══ MATERIAL FOR THIS TASK

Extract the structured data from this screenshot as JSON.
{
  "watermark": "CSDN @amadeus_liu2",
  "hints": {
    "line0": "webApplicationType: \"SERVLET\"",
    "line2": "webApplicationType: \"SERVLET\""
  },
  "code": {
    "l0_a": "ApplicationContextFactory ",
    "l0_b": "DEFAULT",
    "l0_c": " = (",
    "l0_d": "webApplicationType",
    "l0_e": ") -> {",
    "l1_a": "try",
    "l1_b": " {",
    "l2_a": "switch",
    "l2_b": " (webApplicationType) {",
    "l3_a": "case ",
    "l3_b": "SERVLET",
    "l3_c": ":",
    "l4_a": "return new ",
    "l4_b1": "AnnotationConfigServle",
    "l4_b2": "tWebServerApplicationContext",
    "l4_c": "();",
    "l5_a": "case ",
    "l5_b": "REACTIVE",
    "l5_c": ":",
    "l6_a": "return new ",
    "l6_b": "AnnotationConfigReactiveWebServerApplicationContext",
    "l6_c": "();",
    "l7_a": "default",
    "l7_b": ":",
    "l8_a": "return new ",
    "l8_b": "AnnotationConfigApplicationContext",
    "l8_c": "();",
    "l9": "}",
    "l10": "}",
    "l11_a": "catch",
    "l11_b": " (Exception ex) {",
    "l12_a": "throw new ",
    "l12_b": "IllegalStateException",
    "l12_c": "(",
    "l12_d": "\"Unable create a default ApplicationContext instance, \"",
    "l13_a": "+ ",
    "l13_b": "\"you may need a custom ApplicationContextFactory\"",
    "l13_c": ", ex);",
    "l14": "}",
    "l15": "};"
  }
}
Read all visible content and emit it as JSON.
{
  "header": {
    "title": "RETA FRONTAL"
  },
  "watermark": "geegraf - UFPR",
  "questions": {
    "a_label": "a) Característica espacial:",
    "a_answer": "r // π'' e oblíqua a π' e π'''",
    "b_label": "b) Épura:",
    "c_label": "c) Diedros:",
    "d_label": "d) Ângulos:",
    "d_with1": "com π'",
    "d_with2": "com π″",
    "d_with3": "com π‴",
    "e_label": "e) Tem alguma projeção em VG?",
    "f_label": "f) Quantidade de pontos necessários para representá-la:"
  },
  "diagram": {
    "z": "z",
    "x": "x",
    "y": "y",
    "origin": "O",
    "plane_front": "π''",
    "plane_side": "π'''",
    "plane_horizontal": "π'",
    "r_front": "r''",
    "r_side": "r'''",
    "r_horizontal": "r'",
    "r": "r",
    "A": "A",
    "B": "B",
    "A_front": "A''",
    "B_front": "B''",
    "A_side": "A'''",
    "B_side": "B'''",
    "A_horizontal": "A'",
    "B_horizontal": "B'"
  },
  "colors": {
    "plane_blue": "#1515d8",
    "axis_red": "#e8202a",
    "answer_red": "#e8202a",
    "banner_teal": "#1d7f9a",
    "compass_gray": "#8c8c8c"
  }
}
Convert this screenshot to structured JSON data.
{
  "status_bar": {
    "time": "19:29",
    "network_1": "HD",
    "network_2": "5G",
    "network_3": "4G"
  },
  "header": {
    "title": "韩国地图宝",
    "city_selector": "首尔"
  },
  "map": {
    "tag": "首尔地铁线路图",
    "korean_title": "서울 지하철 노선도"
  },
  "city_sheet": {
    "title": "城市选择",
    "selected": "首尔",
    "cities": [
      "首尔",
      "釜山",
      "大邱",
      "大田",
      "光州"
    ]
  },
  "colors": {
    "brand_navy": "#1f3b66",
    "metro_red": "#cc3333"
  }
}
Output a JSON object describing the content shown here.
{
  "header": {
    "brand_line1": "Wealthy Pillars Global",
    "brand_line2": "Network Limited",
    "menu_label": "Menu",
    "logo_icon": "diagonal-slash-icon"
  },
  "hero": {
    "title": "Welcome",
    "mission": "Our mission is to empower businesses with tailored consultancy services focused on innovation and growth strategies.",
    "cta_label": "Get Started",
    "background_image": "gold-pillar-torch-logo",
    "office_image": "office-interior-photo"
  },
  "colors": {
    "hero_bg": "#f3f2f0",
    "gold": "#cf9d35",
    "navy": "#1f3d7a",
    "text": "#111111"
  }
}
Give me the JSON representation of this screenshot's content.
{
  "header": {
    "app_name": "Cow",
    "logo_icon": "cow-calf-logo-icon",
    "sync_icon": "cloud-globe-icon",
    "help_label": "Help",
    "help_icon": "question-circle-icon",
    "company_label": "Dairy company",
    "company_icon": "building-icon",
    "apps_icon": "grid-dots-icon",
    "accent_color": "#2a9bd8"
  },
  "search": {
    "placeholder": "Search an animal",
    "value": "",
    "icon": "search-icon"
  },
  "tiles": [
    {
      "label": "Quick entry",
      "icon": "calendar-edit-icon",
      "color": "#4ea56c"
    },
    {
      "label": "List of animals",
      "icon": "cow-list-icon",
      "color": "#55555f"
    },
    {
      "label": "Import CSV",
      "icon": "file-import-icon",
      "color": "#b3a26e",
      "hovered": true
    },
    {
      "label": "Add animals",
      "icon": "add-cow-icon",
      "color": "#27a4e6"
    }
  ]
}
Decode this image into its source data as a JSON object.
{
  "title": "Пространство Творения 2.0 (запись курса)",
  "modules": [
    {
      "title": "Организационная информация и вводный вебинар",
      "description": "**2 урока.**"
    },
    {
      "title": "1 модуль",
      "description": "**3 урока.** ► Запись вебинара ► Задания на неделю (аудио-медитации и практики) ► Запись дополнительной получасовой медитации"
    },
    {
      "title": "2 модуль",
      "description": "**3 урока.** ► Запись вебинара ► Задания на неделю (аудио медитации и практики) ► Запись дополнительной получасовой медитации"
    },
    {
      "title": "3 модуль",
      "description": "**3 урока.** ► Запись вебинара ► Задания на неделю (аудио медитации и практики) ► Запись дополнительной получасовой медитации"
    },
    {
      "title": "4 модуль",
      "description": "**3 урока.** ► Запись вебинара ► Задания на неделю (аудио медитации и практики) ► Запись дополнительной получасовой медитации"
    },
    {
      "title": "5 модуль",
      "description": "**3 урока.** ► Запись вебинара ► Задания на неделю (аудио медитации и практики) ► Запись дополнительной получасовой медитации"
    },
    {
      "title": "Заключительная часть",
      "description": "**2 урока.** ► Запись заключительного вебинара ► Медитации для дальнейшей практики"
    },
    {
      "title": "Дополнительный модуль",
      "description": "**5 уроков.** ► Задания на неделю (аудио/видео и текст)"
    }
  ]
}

════

→ **TASK INSTRUCTIONS**
Extract all of the data above without altering anything.

→ **ANSWER FOR THIS EXERCISE**
Extract the structured data from this screenshot as JSON.
{
  "watermark": "CSDN @amadeus_liu2",
  "hints": {
    "line0": "webApplicationType: \"SERVLET\"",
    "line2": "webApplicationType: \"SERVLET\""
  },
  "code": {
    "l0_a": "ApplicationContextFactory ",
    "l0_b": "DEFAULT",
    "l0_c": " = (",
    "l0_d": "webApplicationType",
    "l0_e": ") -> {",
    "l1_a": "try",
    "l1_b": " {",
    "l2_a": "switch",
    "l2_b": " (webApplicationType) {",
    "l3_a": "case ",
    "l3_b": "SERVLET",
    "l3_c": ":",
    "l4_a": "return new ",
    "l4_b1": "AnnotationConfigServle",
    "l4_b2": "tWebServerApplicationContext",
    "l4_c": "();",
    "l5_a": "case ",
    "l5_b": "REACTIVE",
    "l5_c": ":",
    "l6_a": "return new ",
    "l6_b": "AnnotationConfigReactiveWebServerApplicationContext",
    "l6_c": "();",
    "l7_a": "default",
    "l7_b": ":",
    "l8_a": "return new ",
    "l8_b": "AnnotationConfigApplicationContext",
    "l8_c": "();",
    "l9": "}",
    "l10": "}",
    "l11_a": "catch",
    "l11_b": " (Exception ex) {",
    "l12_a": "throw new ",
    "l12_b": "IllegalStateException",
    "l12_c": "(",
    "l12_d": "\"Unable create a default ApplicationContext instance, \"",
    "l13_a": "+ ",
    "l13_b": "\"you may need a custom ApplicationContextFactory\"",
    "l13_c": ", ex);",
    "l14": "}",
    "l15": "};"
  }
}
Read all visible content and emit it as JSON.
{
  "header": {
    "title": "RETA FRONTAL"
  },
  "watermark": "geegraf - UFPR",
  "questions": {
    "a_label": "a) Característica espacial:",
    "a_answer": "r // π'' e oblíqua a π' e π'''",
    "b_label": "b) Épura:",
    "c_label": "c) Diedros:",
    "d_label": "d) Ângulos:",
    "d_with1": "com π'",
    "d_with2": "com π″",
    "d_with3": "com π‴",
    "e_label": "e) Tem alguma projeção em VG?",
    "f_label": "f) Quantidade de pontos necessários para representá-la:"
  },
  "diagram": {
    "z": "z",
    "x": "x",
    "y": "y",
    "origin": "O",
    "plane_front": "π''",
    "plane_side": "π'''",
    "plane_horizontal": "π'",
    "r_front": "r''",
    "r_side": "r'''",
    "r_horizontal": "r'",
    "r": "r",
    "A": "A",
    "B": "B",
    "A_front": "A''",
    "B_front": "B''",
    "A_side": "A'''",
    "B_side": "B'''",
    "A_horizontal": "A'",
    "B_horizontal": "B'"
  },
  "colors": {
    "plane_blue": "#1515d8",
    "axis_red": "#e8202a",
    "answer_red": "#e8202a",
    "banner_teal": "#1d7f9a",
    "compass_gray": "#8c8c8c"
  }
}
Convert this screenshot to structured JSON data.
{
  "status_bar": {
    "time": "19:29",
    "network_1": "HD",
    "network_2": "5G",
    "network_3": "4G"
  },
  "header": {
    "title": "韩国地图宝",
    "city_selector": "首尔"
  },
  "map": {
    "tag": "首尔地铁线路图",
    "korean_title": "서울 지하철 노선도"
  },
  "city_sheet": {
    "title": "城市选择",
    "selected": "首尔",
    "cities": [
      "首尔",
      "釜山",
      "大邱",
      "大田",
      "光州"
    ]
  },
  "colors": {
    "brand_navy": "#1f3b66",
    "metro_red": "#cc3333"
  }
}
Output a JSON object describing the content shown here.
{
  "header": {
    "brand_line1": "Wealthy Pillars Global",
    "brand_line2": "Network Limited",
    "menu_label": "Menu",
    "logo_icon": "diagonal-slash-icon"
  },
  "hero": {
    "title": "Welcome",
    "mission": "Our mission is to empower businesses with tailored consultancy services focused on innovation and growth strategies.",
    "cta_label": "Get Started",
    "background_image": "gold-pillar-torch-logo",
    "office_image": "office-interior-photo"
  },
  "colors": {
    "hero_bg": "#f3f2f0",
    "gold": "#cf9d35",
    "navy": "#1f3d7a",
    "text": "#111111"
  }
}
Give me the JSON representation of this screenshot's content.
{
  "header": {
    "app_name": "Cow",
    "logo_icon": "cow-calf-logo-icon",
    "sync_icon": "cloud-globe-icon",
    "help_label": "Help",
    "help_icon": "question-circle-icon",
    "company_label": "Dairy company",
    "company_icon": "building-icon",
    "apps_icon": "grid-dots-icon",
    "accent_color": "#2a9bd8"
  },
  "search": {
    "placeholder": "Search an animal",
    "value": "",
    "icon": "search-icon"
  },
  "tiles": [
    {
      "label": "Quick entry",
      "icon": "calendar-edit-icon",
      "color": "#4ea56c"
    },
    {
      "label": "List of animals",
      "icon": "cow-list-icon",
      "color": "#55555f"
    },
    {
      "label": "Import CSV",
      "icon": "file-import-icon",
      "color": "#b3a26e",
      "hovered": true
    },
    {
      "label": "Add animals",
      "icon": "add-cow-icon",
      "color": "#27a4e6"
    }
  ]
}
Decode this image into its source data as a JSON object.
{
  "title": "Пространство Творения 2.0 (запись курса)",
  "modules": [
    {
      "title": "Организационная информация и вводный вебинар",
      "description": "**2 урока.**"
    },
    {
      "title": "1 модуль",
      "description": "**3 урока.** ► Запись вебинара ► Задания на неделю (аудио-медитации и практики) ► Запись дополнительной получасовой медитации"
    },
    {
      "title": "2 модуль",
      "description": "**3 урока.** ► Запись вебинара ► Задания на неделю (аудио медитации и практики) ► Запись дополнительной получасовой медитации"
    },
    {
      "title": "3 модуль",
      "description": "**3 урока.** ► Запись вебинара ► Задания на неделю (аудио медитации и практики) ► Запись дополнительной получасовой медитации"
    },
    {
      "title": "4 модуль",
      "description": "**3 урока.** ► Запись вебинара ► Задания на неделю (аудио медитации и практики) ► Запись дополнительной получасовой медитации"
    },
    {
      "title": "5 модуль",
      "description": "**3 урока.** ► Запись вебинара ► Задания на неделю (аудио медитации и практики) ► Запись дополнительной получасовой медитации"
    },
    {
      "title": "Заключительная часть",
      "description": "**2 урока.** ► Запись заключительного вебинара ► Медитации для дальнейшей практики"
    },
    {
      "title": "Дополнительный модуль",
      "description": "**5 уроков.** ► Задания на неделю (аудио/видео и текст)"
    }
  ]
}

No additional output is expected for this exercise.